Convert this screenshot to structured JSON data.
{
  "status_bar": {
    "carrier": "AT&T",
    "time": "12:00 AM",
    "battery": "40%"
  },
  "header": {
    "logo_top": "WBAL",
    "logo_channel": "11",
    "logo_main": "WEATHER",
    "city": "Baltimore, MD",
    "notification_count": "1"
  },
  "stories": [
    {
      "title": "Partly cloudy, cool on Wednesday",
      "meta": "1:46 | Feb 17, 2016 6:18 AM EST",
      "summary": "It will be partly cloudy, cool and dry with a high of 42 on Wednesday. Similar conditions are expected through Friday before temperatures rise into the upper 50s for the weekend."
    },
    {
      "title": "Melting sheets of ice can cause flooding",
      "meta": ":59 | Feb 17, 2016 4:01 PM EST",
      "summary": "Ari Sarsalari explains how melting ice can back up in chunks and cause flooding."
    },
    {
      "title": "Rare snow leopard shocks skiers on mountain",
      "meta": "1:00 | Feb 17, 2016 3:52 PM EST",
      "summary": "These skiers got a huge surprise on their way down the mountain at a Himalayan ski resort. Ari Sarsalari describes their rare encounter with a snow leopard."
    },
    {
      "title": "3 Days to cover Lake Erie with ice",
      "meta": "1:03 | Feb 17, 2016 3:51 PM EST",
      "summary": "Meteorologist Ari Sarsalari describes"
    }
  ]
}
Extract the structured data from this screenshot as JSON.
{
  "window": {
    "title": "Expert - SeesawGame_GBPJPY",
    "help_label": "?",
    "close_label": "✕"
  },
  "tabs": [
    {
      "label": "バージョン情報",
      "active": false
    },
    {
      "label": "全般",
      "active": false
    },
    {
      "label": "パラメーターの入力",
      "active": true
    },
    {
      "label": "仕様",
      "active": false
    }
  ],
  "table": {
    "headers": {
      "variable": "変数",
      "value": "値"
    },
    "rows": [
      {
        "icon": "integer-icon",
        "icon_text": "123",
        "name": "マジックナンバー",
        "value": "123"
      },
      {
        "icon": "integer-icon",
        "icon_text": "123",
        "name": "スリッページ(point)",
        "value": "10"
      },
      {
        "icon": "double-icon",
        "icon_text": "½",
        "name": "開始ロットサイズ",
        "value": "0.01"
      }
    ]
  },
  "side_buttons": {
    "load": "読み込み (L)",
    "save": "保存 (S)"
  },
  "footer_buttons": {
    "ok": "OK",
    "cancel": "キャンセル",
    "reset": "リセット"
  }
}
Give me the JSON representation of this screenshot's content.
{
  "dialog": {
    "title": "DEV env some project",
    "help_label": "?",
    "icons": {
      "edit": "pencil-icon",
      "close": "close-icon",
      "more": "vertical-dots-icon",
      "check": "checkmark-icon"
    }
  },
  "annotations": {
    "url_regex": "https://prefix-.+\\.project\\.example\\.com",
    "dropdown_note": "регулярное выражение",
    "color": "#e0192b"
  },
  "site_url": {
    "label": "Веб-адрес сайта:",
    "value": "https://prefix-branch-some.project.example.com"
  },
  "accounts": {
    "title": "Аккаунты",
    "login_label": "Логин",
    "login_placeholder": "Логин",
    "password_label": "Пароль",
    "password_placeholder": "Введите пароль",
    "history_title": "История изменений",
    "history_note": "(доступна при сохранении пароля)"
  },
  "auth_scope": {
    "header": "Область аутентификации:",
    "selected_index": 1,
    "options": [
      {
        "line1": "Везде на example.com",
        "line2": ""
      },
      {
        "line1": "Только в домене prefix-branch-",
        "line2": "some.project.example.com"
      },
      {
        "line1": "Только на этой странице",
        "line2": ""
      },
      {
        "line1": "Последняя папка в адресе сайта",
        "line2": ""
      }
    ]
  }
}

== == ==

REQUIREMENT:
Please quote nothing but the lines from the line with "Give me the" through the end of the data above, exactly as written, ends included.

TASK RESPONSE:
Give me the JSON representation of this screenshot's content.
{
  "dialog": {
    "title": "DEV env some project",
    "help_label": "?",
    "icons": {
      "edit": "pencil-icon",
      "close": "close-icon",
      "more": "vertical-dots-icon",
      "check": "checkmark-icon"
    }
  },
  "annotations": {
    "url_regex": "https://prefix-.+\\.project\\.example\\.com",
    "dropdown_note": "регулярное выражение",
    "color": "#e0192b"
  },
  "site_url": {
    "label": "Веб-адрес сайта:",
    "value": "https://prefix-branch-some.project.example.com"
  },
  "accounts": {
    "title": "Аккаунты",
    "login_label": "Логин",
    "login_placeholder": "Логин",
    "password_label": "Пароль",
    "password_placeholder": "Введите пароль",
    "history_title": "История изменений",
    "history_note": "(доступна при сохранении пароля)"
  },
  "auth_scope": {
    "header": "Область аутентификации:",
    "selected_index": 1,
    "options": [
      {
        "line1": "Везде на example.com",
        "line2": ""
      },
      {
        "line1": "Только в домене prefix-branch-",
        "line2": "some.project.example.com"
      },
      {
        "line1": "Только на этой странице",
        "line2": ""
      },
      {
        "line1": "Последняя папка в адресе сайта",
        "line2": ""
      }
    ]
  }
}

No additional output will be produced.